:: Records for the task ::

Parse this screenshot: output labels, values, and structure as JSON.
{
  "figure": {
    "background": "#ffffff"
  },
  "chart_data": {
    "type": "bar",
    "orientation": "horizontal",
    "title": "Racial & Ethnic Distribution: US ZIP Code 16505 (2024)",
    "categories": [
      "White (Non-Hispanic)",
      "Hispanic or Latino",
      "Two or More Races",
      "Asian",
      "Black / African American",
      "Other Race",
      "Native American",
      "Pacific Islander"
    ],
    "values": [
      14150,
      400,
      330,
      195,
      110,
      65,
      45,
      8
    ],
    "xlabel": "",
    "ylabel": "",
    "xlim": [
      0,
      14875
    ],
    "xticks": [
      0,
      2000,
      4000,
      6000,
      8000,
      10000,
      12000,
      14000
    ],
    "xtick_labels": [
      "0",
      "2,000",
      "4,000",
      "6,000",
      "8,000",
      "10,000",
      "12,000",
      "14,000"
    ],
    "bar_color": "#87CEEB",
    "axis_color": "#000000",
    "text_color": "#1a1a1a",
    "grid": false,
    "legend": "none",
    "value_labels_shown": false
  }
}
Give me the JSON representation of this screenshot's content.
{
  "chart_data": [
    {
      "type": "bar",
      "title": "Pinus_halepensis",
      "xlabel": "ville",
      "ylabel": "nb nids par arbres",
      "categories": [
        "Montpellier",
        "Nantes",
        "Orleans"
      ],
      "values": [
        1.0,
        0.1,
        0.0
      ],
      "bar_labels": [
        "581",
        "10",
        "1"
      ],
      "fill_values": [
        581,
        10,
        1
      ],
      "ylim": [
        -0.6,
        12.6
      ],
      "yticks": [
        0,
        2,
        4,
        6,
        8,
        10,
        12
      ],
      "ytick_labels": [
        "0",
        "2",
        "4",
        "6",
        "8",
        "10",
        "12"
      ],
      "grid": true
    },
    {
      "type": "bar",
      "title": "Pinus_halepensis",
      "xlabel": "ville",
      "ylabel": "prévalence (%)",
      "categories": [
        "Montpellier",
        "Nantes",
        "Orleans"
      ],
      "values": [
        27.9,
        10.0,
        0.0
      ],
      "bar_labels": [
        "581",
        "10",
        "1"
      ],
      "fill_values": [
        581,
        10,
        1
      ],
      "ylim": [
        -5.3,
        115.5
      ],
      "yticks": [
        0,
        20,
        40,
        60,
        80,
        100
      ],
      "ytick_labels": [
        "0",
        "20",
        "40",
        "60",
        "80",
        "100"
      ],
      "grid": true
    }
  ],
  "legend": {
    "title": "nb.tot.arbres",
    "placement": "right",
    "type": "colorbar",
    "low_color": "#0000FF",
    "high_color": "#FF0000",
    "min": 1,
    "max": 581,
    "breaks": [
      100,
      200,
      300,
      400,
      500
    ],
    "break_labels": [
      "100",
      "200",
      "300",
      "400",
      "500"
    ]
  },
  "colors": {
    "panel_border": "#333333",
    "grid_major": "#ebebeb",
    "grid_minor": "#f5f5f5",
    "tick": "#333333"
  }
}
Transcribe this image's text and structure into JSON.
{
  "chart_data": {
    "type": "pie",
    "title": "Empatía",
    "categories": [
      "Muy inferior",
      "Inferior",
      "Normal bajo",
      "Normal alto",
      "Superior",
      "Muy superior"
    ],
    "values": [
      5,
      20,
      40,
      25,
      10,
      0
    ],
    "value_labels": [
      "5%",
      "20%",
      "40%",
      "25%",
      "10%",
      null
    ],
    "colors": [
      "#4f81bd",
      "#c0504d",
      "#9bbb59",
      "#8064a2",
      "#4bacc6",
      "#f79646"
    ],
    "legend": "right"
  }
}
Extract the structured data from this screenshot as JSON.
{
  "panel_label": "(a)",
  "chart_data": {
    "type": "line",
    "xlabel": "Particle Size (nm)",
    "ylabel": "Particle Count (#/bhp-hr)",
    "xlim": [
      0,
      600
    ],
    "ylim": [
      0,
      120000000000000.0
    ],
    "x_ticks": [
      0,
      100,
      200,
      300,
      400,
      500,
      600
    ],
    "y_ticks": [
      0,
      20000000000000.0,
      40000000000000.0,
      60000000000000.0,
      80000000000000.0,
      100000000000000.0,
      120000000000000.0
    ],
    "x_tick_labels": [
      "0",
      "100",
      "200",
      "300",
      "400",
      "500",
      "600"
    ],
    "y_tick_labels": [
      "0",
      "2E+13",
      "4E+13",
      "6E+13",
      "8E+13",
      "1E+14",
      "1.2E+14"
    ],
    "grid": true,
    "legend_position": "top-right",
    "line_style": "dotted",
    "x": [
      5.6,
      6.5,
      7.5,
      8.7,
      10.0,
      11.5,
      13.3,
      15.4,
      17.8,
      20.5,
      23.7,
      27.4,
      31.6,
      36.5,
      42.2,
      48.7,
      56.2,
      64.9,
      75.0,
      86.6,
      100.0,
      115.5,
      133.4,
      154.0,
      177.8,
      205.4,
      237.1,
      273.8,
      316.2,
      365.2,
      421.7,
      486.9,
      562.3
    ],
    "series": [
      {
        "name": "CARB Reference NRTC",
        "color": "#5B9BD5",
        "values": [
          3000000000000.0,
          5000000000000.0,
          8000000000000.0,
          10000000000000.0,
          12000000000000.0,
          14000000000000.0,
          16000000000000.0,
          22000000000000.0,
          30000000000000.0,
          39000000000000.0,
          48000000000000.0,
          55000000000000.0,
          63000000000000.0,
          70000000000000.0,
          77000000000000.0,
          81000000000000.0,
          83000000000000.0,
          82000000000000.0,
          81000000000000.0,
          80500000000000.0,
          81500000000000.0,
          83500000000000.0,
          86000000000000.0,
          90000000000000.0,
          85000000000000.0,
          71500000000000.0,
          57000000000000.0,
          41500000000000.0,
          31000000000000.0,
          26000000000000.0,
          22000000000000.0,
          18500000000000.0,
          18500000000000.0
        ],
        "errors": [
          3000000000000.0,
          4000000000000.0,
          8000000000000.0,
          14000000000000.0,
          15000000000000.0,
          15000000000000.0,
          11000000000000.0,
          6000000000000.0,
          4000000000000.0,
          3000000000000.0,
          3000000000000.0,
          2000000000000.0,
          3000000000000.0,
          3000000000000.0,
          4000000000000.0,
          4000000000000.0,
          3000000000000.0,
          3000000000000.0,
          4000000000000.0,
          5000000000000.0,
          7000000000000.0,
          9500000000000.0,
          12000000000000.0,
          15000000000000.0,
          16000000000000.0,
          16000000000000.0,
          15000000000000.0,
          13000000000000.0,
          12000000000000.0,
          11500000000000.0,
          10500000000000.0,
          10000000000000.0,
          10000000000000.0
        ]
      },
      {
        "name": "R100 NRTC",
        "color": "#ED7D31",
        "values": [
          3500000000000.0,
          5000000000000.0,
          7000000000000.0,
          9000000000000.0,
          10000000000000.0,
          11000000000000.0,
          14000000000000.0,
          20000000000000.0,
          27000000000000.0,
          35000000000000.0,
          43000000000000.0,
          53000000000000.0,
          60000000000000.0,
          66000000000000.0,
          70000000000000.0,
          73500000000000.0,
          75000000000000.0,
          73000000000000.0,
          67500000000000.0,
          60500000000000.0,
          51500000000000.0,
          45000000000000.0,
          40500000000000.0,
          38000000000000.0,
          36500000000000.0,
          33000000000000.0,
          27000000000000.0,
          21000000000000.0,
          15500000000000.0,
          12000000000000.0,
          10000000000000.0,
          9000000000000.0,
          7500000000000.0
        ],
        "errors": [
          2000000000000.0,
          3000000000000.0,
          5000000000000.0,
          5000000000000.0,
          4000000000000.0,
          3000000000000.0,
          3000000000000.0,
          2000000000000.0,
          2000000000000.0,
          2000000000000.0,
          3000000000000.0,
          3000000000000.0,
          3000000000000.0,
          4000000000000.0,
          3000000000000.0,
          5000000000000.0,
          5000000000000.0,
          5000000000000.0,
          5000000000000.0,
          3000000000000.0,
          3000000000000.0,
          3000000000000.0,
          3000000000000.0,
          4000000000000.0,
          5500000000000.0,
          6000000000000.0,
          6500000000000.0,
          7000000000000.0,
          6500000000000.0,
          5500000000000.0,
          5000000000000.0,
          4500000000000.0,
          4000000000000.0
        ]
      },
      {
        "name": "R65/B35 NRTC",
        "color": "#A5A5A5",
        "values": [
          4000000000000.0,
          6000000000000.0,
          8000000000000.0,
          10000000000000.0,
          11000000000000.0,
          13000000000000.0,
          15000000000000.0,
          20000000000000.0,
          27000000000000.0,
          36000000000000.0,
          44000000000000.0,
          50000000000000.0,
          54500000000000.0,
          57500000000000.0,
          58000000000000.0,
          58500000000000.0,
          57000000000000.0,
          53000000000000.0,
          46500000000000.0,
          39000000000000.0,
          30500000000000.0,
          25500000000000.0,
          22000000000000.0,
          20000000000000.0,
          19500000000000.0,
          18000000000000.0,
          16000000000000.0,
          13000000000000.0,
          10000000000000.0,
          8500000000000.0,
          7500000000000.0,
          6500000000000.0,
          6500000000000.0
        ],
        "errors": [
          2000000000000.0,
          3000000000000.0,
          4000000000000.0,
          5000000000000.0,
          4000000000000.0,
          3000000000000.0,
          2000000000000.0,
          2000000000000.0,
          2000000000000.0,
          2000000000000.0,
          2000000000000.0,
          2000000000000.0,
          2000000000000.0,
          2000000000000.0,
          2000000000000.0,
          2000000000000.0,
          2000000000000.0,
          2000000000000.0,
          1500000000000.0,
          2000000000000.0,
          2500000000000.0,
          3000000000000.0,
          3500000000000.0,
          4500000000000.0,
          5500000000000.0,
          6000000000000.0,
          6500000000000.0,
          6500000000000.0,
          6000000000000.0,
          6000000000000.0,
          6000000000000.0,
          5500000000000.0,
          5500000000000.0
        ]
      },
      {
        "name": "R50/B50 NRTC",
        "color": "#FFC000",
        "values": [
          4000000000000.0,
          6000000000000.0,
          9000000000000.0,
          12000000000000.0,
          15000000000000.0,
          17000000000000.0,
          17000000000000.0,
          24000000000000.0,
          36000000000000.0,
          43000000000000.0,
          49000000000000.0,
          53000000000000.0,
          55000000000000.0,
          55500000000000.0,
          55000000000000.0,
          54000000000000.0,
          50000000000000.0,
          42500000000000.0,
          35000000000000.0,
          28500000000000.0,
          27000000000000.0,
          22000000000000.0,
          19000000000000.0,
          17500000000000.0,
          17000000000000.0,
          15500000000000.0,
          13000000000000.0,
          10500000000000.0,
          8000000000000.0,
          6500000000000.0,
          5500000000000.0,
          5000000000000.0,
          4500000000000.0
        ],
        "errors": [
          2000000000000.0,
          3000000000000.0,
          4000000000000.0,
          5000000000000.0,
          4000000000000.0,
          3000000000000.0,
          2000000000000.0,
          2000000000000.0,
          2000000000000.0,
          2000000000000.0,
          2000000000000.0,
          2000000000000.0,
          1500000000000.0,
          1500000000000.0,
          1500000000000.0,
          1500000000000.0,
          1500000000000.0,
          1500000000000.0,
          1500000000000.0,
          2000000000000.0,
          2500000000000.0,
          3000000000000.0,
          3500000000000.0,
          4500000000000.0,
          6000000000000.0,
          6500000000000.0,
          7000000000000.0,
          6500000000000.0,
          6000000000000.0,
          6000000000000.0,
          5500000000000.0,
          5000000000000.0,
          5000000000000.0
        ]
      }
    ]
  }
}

:::

What you will do
Show the lines of the material that contain the word "American".

Correct result
      "Black / African American",
      "Native American",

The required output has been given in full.